MATERIAL SUPPLIED ->

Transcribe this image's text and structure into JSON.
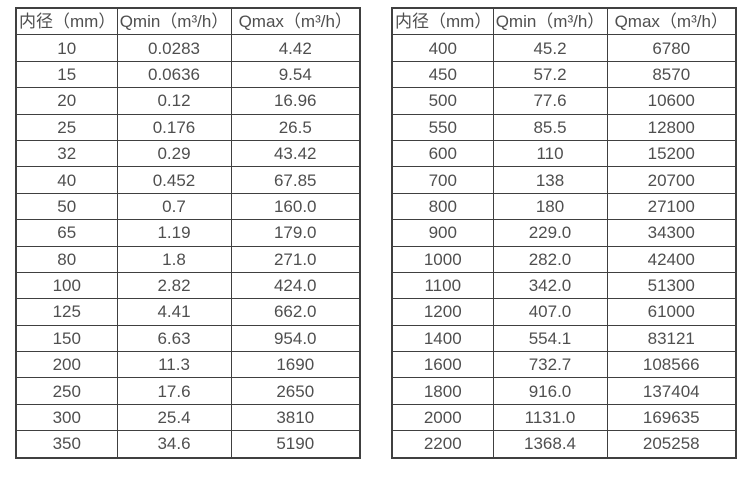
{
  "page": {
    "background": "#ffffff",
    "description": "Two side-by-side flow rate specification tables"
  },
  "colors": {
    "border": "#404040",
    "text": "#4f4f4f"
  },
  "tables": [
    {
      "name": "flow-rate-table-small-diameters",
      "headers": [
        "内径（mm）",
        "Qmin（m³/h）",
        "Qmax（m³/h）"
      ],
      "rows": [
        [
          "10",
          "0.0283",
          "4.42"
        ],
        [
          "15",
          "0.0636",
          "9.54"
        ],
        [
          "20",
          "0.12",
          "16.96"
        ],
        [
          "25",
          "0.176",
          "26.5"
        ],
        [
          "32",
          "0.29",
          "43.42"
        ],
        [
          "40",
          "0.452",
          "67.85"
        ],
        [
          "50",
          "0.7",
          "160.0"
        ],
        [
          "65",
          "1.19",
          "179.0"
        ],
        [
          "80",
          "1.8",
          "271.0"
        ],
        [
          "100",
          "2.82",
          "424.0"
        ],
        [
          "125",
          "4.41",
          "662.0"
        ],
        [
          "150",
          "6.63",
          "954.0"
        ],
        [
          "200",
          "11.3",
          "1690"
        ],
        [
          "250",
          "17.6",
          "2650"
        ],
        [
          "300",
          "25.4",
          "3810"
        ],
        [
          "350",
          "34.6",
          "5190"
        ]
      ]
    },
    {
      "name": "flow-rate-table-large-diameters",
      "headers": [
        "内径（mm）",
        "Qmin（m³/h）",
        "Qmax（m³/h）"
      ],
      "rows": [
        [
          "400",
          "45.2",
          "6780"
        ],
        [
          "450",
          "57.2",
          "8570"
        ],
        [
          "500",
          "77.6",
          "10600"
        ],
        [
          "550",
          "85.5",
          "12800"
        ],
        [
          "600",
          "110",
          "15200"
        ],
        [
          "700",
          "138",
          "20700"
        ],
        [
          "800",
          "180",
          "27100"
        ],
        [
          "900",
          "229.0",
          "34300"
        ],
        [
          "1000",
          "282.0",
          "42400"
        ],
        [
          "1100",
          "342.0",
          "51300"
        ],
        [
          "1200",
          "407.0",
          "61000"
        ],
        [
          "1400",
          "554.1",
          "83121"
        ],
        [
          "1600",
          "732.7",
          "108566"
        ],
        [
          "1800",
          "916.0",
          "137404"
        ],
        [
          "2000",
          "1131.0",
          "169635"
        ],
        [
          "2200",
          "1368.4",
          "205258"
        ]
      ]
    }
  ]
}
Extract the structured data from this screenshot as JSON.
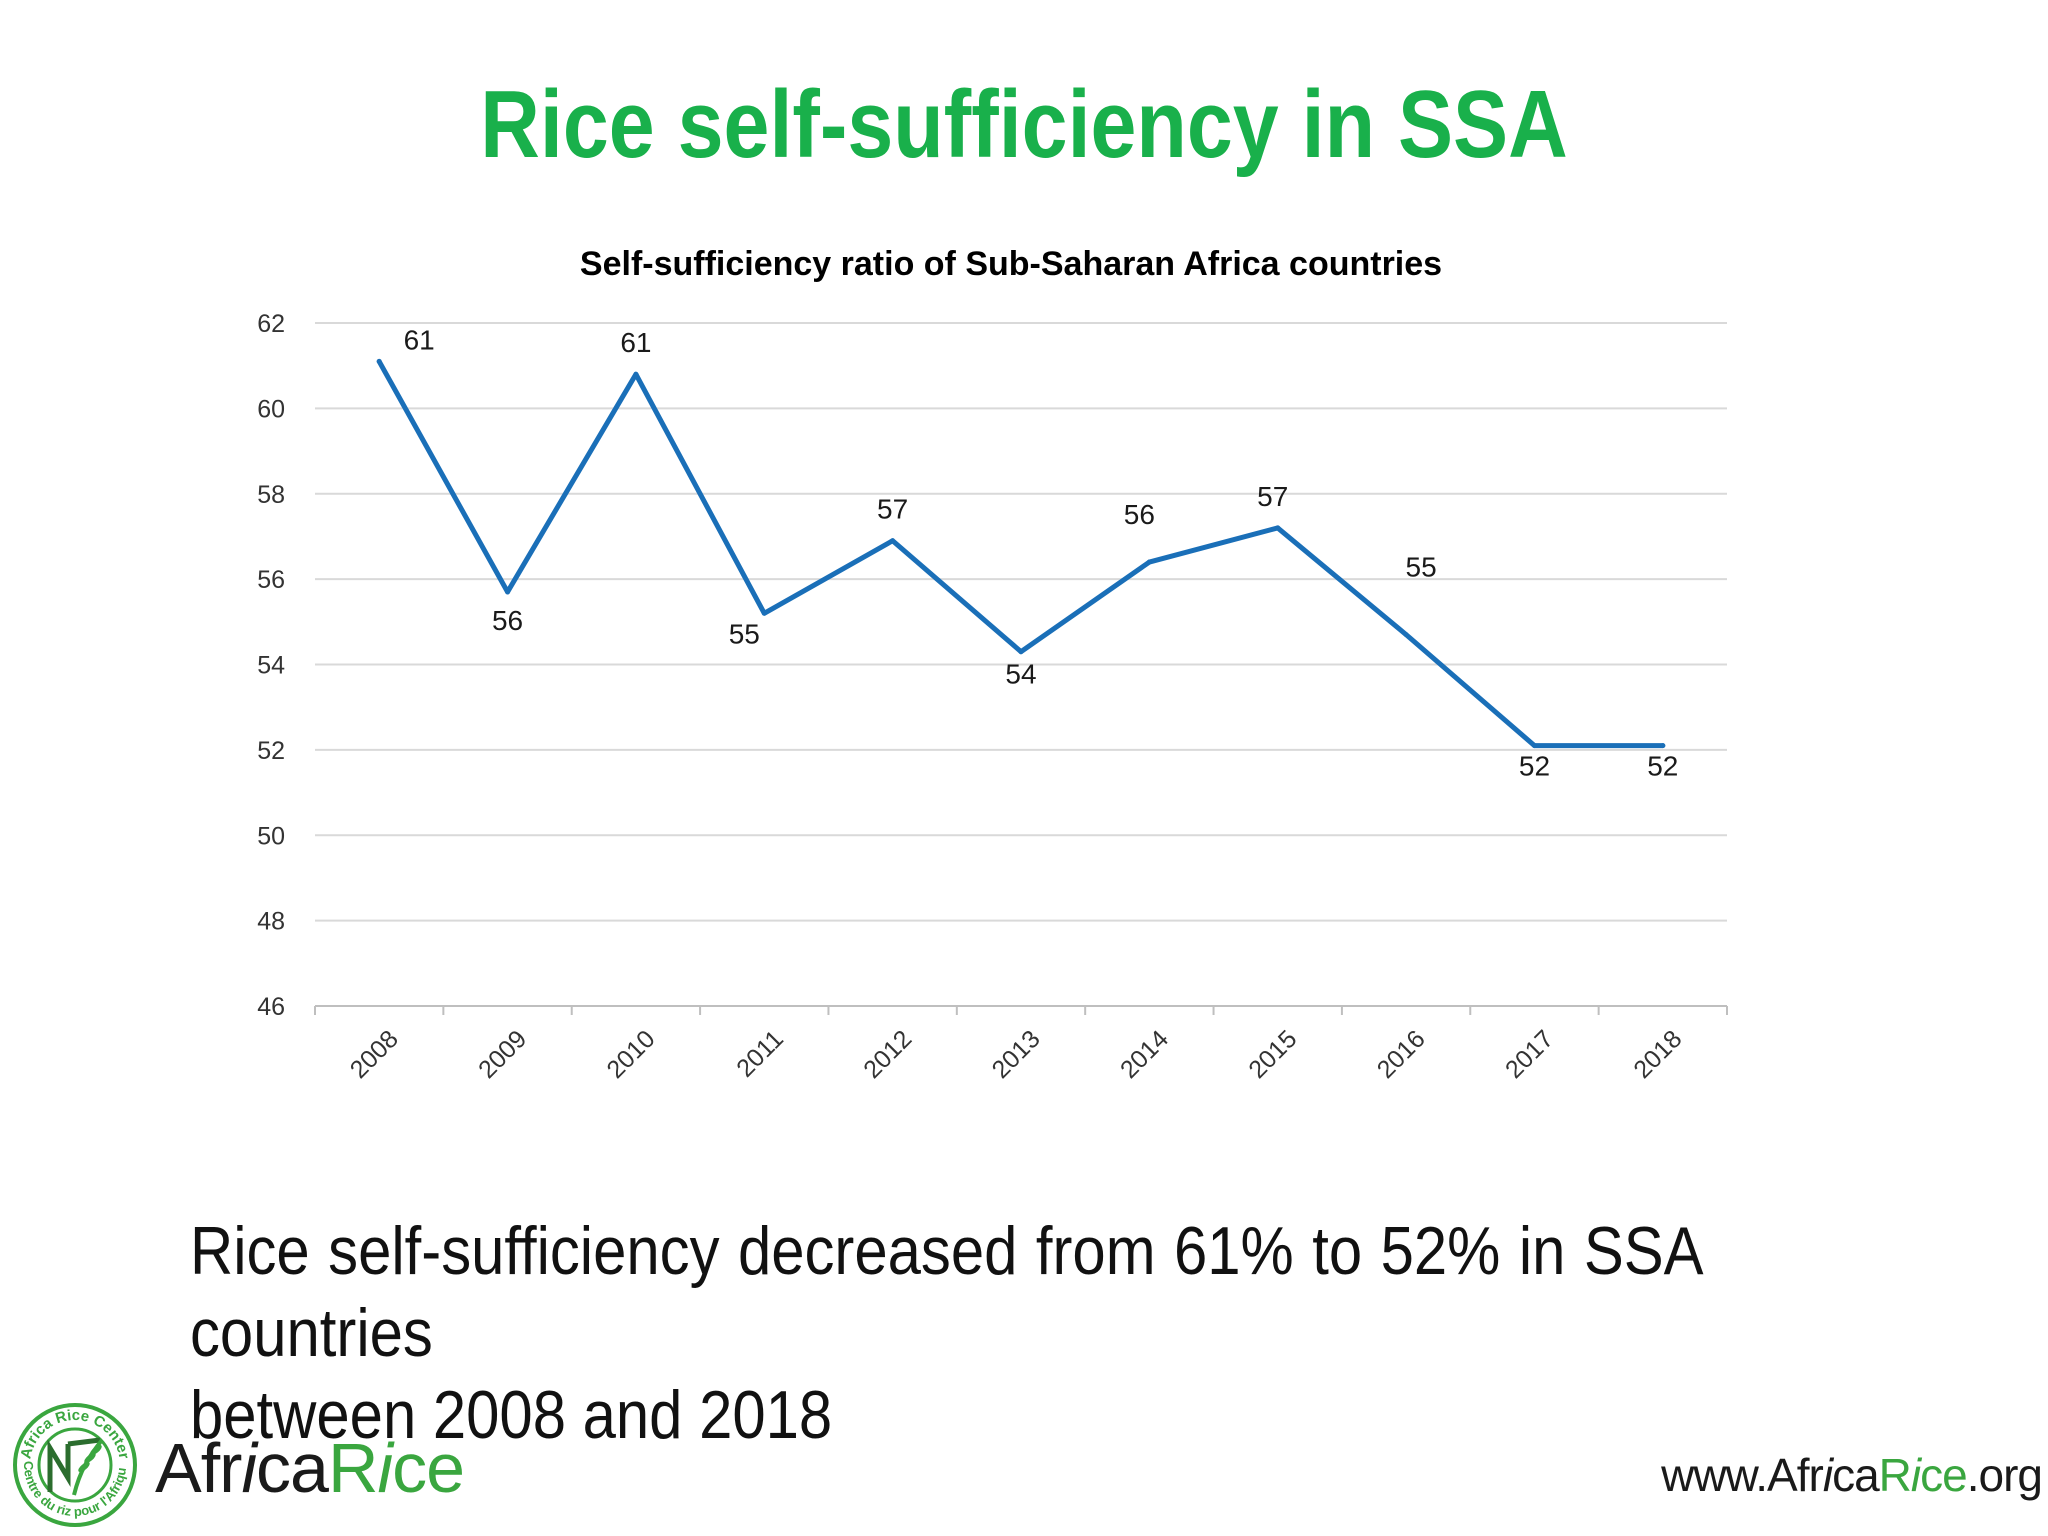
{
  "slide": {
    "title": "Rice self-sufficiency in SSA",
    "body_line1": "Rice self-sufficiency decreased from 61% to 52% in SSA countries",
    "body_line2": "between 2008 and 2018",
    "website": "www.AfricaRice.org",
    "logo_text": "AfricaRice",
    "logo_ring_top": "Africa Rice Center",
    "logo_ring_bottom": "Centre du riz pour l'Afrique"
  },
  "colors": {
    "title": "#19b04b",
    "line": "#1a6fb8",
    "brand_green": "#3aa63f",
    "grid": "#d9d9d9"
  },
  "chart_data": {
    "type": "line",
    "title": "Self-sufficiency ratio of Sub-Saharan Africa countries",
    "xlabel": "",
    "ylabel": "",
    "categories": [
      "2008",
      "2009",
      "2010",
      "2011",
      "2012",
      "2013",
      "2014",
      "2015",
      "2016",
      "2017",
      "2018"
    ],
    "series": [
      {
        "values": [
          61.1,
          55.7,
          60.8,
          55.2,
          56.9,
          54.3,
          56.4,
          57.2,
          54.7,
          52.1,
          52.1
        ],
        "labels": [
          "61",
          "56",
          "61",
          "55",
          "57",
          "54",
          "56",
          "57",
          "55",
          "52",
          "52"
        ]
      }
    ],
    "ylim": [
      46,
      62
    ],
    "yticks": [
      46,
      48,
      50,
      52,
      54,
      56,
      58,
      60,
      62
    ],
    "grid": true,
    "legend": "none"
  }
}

---

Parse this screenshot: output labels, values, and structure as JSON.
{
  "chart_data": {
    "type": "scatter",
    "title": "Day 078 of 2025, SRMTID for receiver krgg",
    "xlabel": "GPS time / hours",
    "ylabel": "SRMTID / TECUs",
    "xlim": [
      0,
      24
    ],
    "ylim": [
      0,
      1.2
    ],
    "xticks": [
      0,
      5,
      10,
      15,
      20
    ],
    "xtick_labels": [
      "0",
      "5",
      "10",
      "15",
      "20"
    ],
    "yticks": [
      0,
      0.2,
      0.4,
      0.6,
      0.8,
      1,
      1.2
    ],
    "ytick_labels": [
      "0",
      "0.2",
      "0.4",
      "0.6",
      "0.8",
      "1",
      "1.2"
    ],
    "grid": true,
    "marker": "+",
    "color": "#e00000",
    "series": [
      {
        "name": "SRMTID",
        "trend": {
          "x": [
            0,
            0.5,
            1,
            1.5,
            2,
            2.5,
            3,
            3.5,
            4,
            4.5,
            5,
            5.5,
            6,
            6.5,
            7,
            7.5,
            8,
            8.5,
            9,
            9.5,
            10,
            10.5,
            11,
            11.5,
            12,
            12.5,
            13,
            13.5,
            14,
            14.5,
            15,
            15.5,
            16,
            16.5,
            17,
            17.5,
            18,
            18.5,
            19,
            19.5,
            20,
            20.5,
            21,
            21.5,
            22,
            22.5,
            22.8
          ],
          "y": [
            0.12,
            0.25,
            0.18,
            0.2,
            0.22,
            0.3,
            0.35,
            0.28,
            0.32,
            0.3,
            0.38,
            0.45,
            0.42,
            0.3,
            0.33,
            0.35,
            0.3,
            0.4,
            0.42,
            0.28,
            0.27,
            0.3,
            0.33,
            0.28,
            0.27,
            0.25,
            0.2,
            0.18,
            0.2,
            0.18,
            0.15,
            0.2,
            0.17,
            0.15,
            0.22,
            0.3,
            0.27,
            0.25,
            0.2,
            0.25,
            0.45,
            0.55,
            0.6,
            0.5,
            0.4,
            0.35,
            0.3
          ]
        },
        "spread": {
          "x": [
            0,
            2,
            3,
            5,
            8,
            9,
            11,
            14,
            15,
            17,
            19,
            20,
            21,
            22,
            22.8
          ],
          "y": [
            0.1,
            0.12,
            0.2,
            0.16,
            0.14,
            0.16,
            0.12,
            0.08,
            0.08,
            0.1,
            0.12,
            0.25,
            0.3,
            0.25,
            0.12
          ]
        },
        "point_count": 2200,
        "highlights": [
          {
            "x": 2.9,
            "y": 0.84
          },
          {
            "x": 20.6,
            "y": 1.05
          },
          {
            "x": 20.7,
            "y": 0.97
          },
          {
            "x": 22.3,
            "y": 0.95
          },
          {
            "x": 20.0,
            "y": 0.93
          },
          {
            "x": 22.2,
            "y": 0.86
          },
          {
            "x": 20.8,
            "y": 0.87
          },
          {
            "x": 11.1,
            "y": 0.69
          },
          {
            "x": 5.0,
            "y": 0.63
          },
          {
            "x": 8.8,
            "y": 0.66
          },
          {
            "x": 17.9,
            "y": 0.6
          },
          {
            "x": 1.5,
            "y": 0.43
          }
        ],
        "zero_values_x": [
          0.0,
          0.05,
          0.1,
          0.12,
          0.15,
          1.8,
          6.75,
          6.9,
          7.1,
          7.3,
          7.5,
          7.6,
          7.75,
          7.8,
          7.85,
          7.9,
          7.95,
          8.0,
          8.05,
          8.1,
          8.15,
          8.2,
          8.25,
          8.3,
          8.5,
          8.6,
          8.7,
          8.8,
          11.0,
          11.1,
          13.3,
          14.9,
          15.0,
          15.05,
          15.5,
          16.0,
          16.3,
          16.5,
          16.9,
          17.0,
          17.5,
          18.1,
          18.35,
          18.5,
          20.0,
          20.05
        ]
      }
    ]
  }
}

WORK TO COMPLETE -> Copy every line that contains the string "countries".

RESPONSE TO THIS EXERCISE ->
    "body_line1": "Rice self-sufficiency decreased from 61% to 52% in SSA countries",
    "title": "Self-sufficiency ratio of Sub-Saharan Africa countries",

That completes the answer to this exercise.